**** PROVIDED INFORMATION

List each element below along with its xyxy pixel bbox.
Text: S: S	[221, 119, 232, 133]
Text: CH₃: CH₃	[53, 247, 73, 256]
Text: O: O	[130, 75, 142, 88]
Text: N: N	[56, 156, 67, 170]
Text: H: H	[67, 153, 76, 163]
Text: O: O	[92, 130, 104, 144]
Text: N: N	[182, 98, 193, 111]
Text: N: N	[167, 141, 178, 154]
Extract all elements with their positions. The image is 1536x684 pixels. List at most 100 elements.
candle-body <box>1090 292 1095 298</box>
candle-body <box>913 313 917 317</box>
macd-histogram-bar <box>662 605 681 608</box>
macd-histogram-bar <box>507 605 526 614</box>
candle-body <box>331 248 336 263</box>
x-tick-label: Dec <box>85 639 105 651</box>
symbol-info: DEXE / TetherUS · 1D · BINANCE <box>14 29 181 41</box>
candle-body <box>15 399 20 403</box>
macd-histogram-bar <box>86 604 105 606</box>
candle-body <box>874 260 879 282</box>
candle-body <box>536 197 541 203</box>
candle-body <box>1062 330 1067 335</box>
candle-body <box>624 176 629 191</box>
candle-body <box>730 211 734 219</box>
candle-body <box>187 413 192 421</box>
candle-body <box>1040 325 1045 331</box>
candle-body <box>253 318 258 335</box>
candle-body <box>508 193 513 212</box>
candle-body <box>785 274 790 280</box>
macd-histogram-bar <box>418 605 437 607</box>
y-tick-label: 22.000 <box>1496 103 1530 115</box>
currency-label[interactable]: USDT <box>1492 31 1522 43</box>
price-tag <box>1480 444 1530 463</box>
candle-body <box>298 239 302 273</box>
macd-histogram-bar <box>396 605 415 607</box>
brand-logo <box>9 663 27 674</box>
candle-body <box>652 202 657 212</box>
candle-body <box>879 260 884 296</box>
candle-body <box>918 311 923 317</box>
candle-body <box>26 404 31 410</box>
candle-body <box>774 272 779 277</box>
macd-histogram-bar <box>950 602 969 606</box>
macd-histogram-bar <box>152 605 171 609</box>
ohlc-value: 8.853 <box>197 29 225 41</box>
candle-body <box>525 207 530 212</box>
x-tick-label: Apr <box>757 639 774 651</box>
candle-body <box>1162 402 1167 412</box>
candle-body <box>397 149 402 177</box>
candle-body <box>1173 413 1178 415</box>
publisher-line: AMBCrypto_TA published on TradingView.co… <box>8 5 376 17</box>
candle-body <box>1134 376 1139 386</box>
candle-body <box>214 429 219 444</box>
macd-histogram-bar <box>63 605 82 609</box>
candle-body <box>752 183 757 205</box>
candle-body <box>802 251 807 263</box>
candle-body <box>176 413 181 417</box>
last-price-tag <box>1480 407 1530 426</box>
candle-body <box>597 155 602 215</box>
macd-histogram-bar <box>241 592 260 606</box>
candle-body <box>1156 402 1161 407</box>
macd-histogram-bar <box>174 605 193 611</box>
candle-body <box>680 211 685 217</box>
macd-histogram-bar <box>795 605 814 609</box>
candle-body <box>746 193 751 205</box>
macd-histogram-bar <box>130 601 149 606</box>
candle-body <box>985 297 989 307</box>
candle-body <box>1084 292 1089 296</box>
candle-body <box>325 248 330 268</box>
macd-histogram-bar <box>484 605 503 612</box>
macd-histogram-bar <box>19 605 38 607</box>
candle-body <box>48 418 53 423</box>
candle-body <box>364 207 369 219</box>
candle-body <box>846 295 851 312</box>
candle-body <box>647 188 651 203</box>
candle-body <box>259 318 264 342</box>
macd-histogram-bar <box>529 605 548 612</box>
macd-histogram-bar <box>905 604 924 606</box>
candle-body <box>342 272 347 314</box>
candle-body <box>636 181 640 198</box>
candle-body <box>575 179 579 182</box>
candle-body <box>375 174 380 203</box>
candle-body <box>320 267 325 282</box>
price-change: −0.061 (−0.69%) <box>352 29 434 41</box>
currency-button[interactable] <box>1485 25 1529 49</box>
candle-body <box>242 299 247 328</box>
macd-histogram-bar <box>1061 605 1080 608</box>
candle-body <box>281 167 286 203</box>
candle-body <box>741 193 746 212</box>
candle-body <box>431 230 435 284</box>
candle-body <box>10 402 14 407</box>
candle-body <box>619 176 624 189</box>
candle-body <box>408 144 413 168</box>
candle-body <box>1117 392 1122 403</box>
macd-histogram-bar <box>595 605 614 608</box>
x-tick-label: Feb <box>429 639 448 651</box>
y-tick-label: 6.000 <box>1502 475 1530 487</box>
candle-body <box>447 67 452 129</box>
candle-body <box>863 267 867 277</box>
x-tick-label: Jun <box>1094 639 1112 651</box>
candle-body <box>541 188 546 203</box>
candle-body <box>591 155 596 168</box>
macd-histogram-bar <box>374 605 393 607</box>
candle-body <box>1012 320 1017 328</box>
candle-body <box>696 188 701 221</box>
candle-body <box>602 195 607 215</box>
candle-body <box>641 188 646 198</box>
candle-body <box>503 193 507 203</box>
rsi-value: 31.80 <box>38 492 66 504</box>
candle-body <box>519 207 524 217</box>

********

EXERCISE PROMPT
Place every line of the rows above into a JSON list of strings, one string per line, omitting blank lines.

EXERCISE SOLUTION
[
  "List each element below along with its xyxy pixel bbox.",
  "Text: S: S\t[221, 119, 232, 133]",
  "Text: CH₃: CH₃\t[53, 247, 73, 256]",
  "Text: O: O\t[130, 75, 142, 88]",
  "Text: N: N\t[56, 156, 67, 170]",
  "Text: H: H\t[67, 153, 76, 163]",
  "Text: O: O\t[92, 130, 104, 144]",
  "Text: N: N\t[182, 98, 193, 111]",
  "Text: N: N\t[167, 141, 178, 154]",
  "Extract all elements with their positions. The image is 1536x684 pixels. List at most 100 elements.",
  "candle-body <box>1090 292 1095 298</box>",
  "candle-body <box>913 313 917 317</box>",
  "macd-histogram-bar <box>662 605 681 608</box>",
  "macd-histogram-bar <box>507 605 526 614</box>",
  "candle-body <box>331 248 336 263</box>",
  "x-tick-label: Dec <box>85 639 105 651</box>",
  "symbol-info: DEXE / TetherUS · 1D · BINANCE <box>14 29 181 41</box>",
  "candle-body <box>15 399 20 403</box>",
  "macd-histogram-bar <box>86 604 105 606</box>",
  "candle-body <box>874 260 879 282</box>",
  "candle-body <box>536 197 541 203</box>",
  "candle-body <box>1062 330 1067 335</box>",
  "candle-body <box>624 176 629 191</box>",
  "candle-body <box>730 211 734 219</box>",
  "candle-body <box>187 413 192 421</box>",
  "candle-body <box>1040 325 1045 331</box>",
  "candle-body <box>253 318 258 335</box>",
  "candle-body <box>508 193 513 212</box>",
  "candle-body <box>785 274 790 280</box>",
  "macd-histogram-bar <box>418 605 437 607</box>",
  "y-tick-label: 22.000 <box>1496 103 1530 115</box>",
  "currency-label[interactable]: USDT <box>1492 31 1522 43</box>",
  "price-tag <box>1480 444 1530 463</box>",
  "candle-body <box>298 239 302 273</box>",
  "macd-histogram-bar <box>396 605 415 607</box>",
  "brand-logo <box>9 663 27 674</box>",
  "candle-body <box>652 202 657 212</box>",
  "candle-body <box>879 260 884 296</box>",
  "candle-body <box>918 311 923 317</box>",
  "candle-body <box>26 404 31 410</box>",
  "candle-body <box>774 272 779 277</box>",
  "macd-histogram-bar <box>950 602 969 606</box>",
  "macd-histogram-bar <box>152 605 171 609</box>",
  "ohlc-value: 8.853 <box>197 29 225 41</box>",
  "candle-body <box>525 207 530 212</box>",
  "x-tick-label: Apr <box>757 639 774 651</box>",
  "candle-body <box>1162 402 1167 412</box>",
  "candle-body <box>397 149 402 177</box>",
  "candle-body <box>1173 413 1178 415</box>",
  "publisher-line: AMBCrypto_TA published on TradingView.co… <box>8 5 376 17</box>",
  "candle-body <box>1134 376 1139 386</box>",
  "candle-body <box>214 429 219 444</box>",
  "macd-histogram-bar <box>63 605 82 609</box>",
  "candle-body <box>752 183 757 205</box>",
  "candle-body <box>802 251 807 263</box>",
  "candle-body <box>176 413 181 417</box>",
  "last-price-tag <box>1480 407 1530 426</box>",
  "candle-body <box>597 155 602 215</box>",
  "macd-histogram-bar <box>241 592 260 606</box>",
  "candle-body <box>1156 402 1161 407</box>",
  "macd-histogram-bar <box>174 605 193 611</box>",
  "candle-body <box>680 211 685 217</box>",
  "macd-histogram-bar <box>795 605 814 609</box>",
  "candle-body <box>746 193 751 205</box>",
  "macd-histogram-bar <box>130 601 149 606</box>",
  "candle-body <box>985 297 989 307</box>",
  "candle-body <box>1084 292 1089 296</box>",
  "candle-body <box>325 248 330 268</box>",
  "macd-histogram-bar <box>484 605 503 612</box>",
  "macd-histogram-bar <box>19 605 38 607</box>",
  "candle-body <box>48 418 53 423</box>",
  "candle-body <box>364 207 369 219</box>",
  "candle-body <box>846 295 851 312</box>",
  "candle-body <box>647 188 651 203</box>",
  "candle-body <box>259 318 264 342</box>",
  "macd-histogram-bar <box>529 605 548 612</box>",
  "macd-histogram-bar <box>905 604 924 606</box>",
  "candle-body <box>342 272 347 314</box>",
  "candle-body <box>636 181 640 198</box>",
  "candle-body <box>575 179 579 182</box>",
  "candle-body <box>375 174 380 203</box>",
  "candle-body <box>320 267 325 282</box>",
  "price-change: −0.061 (−0.69%) <box>352 29 434 41</box>",
  "currency-button[interactable] <box>1485 25 1529 49</box>",
  "candle-body <box>242 299 247 328</box>",
  "macd-histogram-bar <box>1061 605 1080 608</box>",
  "candle-body <box>281 167 286 203</box>",
  "candle-body <box>741 193 746 212</box>",
  "candle-body <box>431 230 435 284</box>",
  "candle-body <box>10 402 14 407</box>",
  "candle-body <box>619 176 624 189</box>",
  "candle-body <box>408 144 413 168</box>",
  "candle-body <box>1117 392 1122 403</box>",
  "macd-histogram-bar <box>595 605 614 608</box>",
  "x-tick-label: Feb <box>429 639 448 651</box>",
  "y-tick-label: 6.000 <box>1502 475 1530 487</box>",
  "candle-body <box>447 67 452 129</box>",
  "candle-body <box>863 267 867 277</box>",
  "x-tick-label: Jun <box>1094 639 1112 651</box>",
  "candle-body <box>541 188 546 203</box>",
  "candle-body <box>591 155 596 168</box>",
  "macd-histogram-bar <box>374 605 393 607</box>",
  "candle-body <box>1012 320 1017 328</box>",
  "candle-body <box>696 188 701 221</box>",
  "candle-body <box>602 195 607 215</box>",
  "candle-body <box>641 188 646 198</box>",
  "candle-body <box>503 193 507 203</box>",
  "rsi-value: 31.80 <box>38 492 66 504</box>",
  "candle-body <box>519 207 524 217</box>"
]